Goal of the exercise:
Exact reproduction is required for all entries.

=-=-=

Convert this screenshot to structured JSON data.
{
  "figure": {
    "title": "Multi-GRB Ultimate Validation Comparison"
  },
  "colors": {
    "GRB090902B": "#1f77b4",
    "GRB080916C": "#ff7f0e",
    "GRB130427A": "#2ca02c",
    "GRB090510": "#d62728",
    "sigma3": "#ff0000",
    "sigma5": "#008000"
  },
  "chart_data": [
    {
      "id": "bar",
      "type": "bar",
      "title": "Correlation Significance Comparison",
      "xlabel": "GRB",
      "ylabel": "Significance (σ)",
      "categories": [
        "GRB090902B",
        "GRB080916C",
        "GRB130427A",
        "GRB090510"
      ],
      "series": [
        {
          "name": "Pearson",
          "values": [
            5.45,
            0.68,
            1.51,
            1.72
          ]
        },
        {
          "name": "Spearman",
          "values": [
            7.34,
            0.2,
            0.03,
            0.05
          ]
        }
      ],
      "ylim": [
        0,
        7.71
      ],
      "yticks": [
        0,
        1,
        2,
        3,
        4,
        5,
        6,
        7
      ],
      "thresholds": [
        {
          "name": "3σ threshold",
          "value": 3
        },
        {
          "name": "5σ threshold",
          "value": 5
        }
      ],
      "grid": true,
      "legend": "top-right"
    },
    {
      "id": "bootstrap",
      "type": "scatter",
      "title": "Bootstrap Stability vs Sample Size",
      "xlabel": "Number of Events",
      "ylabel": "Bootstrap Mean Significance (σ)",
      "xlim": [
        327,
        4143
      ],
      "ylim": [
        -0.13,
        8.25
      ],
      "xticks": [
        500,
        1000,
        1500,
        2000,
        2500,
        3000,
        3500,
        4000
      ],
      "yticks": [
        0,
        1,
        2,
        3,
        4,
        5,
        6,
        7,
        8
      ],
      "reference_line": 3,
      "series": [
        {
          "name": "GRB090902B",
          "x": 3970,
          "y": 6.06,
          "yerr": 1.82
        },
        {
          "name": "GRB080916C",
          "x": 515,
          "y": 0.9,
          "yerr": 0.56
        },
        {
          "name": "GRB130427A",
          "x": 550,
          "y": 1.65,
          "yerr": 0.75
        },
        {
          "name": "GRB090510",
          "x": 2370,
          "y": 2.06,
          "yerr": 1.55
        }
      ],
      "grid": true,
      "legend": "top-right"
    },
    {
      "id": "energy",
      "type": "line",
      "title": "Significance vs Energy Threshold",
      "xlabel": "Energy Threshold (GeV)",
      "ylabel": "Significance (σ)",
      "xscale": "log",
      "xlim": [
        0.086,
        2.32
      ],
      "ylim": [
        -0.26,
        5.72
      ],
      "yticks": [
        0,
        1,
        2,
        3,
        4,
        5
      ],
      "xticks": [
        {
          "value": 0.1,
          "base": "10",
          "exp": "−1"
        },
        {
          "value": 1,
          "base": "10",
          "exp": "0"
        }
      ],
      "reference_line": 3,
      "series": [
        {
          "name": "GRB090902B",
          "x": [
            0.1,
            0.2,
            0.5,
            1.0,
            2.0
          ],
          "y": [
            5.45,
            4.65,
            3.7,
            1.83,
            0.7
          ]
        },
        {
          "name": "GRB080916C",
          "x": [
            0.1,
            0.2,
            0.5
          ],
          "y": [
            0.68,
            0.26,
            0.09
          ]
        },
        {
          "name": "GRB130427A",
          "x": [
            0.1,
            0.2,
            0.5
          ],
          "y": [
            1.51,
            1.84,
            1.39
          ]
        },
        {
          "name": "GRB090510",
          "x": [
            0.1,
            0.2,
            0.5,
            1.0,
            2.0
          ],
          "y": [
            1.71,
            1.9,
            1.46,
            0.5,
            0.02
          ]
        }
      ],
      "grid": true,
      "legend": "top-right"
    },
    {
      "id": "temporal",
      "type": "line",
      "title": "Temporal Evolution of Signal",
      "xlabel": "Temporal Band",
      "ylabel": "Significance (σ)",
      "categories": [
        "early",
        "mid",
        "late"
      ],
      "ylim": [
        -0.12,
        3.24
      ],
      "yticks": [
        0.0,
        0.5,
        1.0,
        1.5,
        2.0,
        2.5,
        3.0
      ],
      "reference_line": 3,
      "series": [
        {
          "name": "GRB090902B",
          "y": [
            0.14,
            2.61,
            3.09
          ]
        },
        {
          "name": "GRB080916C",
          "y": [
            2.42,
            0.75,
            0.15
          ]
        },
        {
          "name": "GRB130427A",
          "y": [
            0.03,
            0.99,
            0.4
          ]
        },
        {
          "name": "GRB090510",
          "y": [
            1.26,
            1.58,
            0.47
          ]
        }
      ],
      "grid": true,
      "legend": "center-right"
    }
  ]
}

=-=-=

The result:
Convert this screenshot to structured JSON data.
{
  "figure": {
    "title": "Multi-GRB Ultimate Validation Comparison"
  },
  "colors": {
    "GRB090902B": "#1f77b4",
    "GRB080916C": "#ff7f0e",
    "GRB130427A": "#2ca02c",
    "GRB090510": "#d62728",
    "sigma3": "#ff0000",
    "sigma5": "#008000"
  },
  "chart_data": [
    {
      "id": "bar",
      "type": "bar",
      "title": "Correlation Significance Comparison",
      "xlabel": "GRB",
      "ylabel": "Significance (σ)",
      "categories": [
        "GRB090902B",
        "GRB080916C",
        "GRB130427A",
        "GRB090510"
      ],
      "series": [
        {
          "name": "Pearson",
          "values": [
            5.45,
            0.68,
            1.51,
            1.72
          ]
        },
        {
          "name": "Spearman",
          "values": [
            7.34,
            0.2,
            0.03,
            0.05
          ]
        }
      ],
      "ylim": [
        0,
        7.71
      ],
      "yticks": [
        0,
        1,
        2,
        3,
        4,
        5,
        6,
        7
      ],
      "thresholds": [
        {
          "name": "3σ threshold",
          "value": 3
        },
        {
          "name": "5σ threshold",
          "value": 5
        }
      ],
      "grid": true,
      "legend": "top-right"
    },
    {
      "id": "bootstrap",
      "type": "scatter",
      "title": "Bootstrap Stability vs Sample Size",
      "xlabel": "Number of Events",
      "ylabel": "Bootstrap Mean Significance (σ)",
      "xlim": [
        327,
        4143
      ],
      "ylim": [
        -0.13,
        8.25
      ],
      "xticks": [
        500,
        1000,
        1500,
        2000,
        2500,
        3000,
        3500,
        4000
      ],
      "yticks": [
        0,
        1,
        2,
        3,
        4,
        5,
        6,
        7,
        8
      ],
      "reference_line": 3,
      "series": [
        {
          "name": "GRB090902B",
          "x": 3970,
          "y": 6.06,
          "yerr": 1.82
        },
        {
          "name": "GRB080916C",
          "x": 515,
          "y": 0.9,
          "yerr": 0.56
        },
        {
          "name": "GRB130427A",
          "x": 550,
          "y": 1.65,
          "yerr": 0.75
        },
        {
          "name": "GRB090510",
          "x": 2370,
          "y": 2.06,
          "yerr": 1.55
        }
      ],
      "grid": true,
      "legend": "top-right"
    },
    {
      "id": "energy",
      "type": "line",
      "title": "Significance vs Energy Threshold",
      "xlabel": "Energy Threshold (GeV)",
      "ylabel": "Significance (σ)",
      "xscale": "log",
      "xlim": [
        0.086,
        2.32
      ],
      "ylim": [
        -0.26,
        5.72
      ],
      "yticks": [
        0,
        1,
        2,
        3,
        4,
        5
      ],
      "xticks": [
        {
          "value": 0.1,
          "base": "10",
          "exp": "−1"
        },
        {
          "value": 1,
          "base": "10",
          "exp": "0"
        }
      ],
      "reference_line": 3,
      "series": [
        {
          "name": "GRB090902B",
          "x": [
            0.1,
            0.2,
            0.5,
            1.0,
            2.0
          ],
          "y": [
            5.45,
            4.65,
            3.7,
            1.83,
            0.7
          ]
        },
        {
          "name": "GRB080916C",
          "x": [
            0.1,
            0.2,
            0.5
          ],
          "y": [
            0.68,
            0.26,
            0.09
          ]
        },
        {
          "name": "GRB130427A",
          "x": [
            0.1,
            0.2,
            0.5
          ],
          "y": [
            1.51,
            1.84,
            1.39
          ]
        },
        {
          "name": "GRB090510",
          "x": [
            0.1,
            0.2,
            0.5,
            1.0,
            2.0
          ],
          "y": [
            1.71,
            1.9,
            1.46,
            0.5,
            0.02
          ]
        }
      ],
      "grid": true,
      "legend": "top-right"
    },
    {
      "id": "temporal",
      "type": "line",
      "title": "Temporal Evolution of Signal",
      "xlabel": "Temporal Band",
      "ylabel": "Significance (σ)",
      "categories": [
        "early",
        "mid",
        "late"
      ],
      "ylim": [
        -0.12,
        3.24
      ],
      "yticks": [
        0.0,
        0.5,
        1.0,
        1.5,
        2.0,
        2.5,
        3.0
      ],
      "reference_line": 3,
      "series": [
        {
          "name": "GRB090902B",
          "y": [
            0.14,
            2.61,
            3.09
          ]
        },
        {
          "name": "GRB080916C",
          "y": [
            2.42,
            0.75,
            0.15
          ]
        },
        {
          "name": "GRB130427A",
          "y": [
            0.03,
            0.99,
            0.4
          ]
        },
        {
          "name": "GRB090510",
          "y": [
            1.26,
            1.58,
            0.47
          ]
        }
      ],
      "grid": true,
      "legend": "center-right"
    }
  ]
}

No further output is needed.